• _WHAT IS NEEDED_:
Transcribe each line exactly.

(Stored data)
★ ★ ★ ★ ★ ★ ★

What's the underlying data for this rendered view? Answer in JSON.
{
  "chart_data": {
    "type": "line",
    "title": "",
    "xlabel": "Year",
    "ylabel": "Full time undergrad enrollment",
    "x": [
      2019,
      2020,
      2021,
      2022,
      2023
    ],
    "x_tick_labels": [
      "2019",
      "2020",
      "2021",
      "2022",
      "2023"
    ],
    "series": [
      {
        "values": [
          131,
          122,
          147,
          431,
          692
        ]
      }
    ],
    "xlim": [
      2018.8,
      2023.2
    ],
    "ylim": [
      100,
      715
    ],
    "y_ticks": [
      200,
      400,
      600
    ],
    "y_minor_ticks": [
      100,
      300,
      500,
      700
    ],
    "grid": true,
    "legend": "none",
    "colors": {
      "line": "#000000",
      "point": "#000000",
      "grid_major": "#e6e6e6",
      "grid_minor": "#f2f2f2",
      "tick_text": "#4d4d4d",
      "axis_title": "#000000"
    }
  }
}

★ ★ ★ ★ ★ ★ ★

• _FINISHED ANSWER_:
What's the underlying data for this rendered view? Answer in JSON.
{
  "chart_data": {
    "type": "line",
    "title": "",
    "xlabel": "Year",
    "ylabel": "Full time undergrad enrollment",
    "x": [
      2019,
      2020,
      2021,
      2022,
      2023
    ],
    "x_tick_labels": [
      "2019",
      "2020",
      "2021",
      "2022",
      "2023"
    ],
    "series": [
      {
        "values": [
          131,
          122,
          147,
          431,
          692
        ]
      }
    ],
    "xlim": [
      2018.8,
      2023.2
    ],
    "ylim": [
      100,
      715
    ],
    "y_ticks": [
      200,
      400,
      600
    ],
    "y_minor_ticks": [
      100,
      300,
      500,
      700
    ],
    "grid": true,
    "legend": "none",
    "colors": {
      "line": "#000000",
      "point": "#000000",
      "grid_major": "#e6e6e6",
      "grid_minor": "#f2f2f2",
      "tick_text": "#4d4d4d",
      "axis_title": "#000000"
    }
  }
}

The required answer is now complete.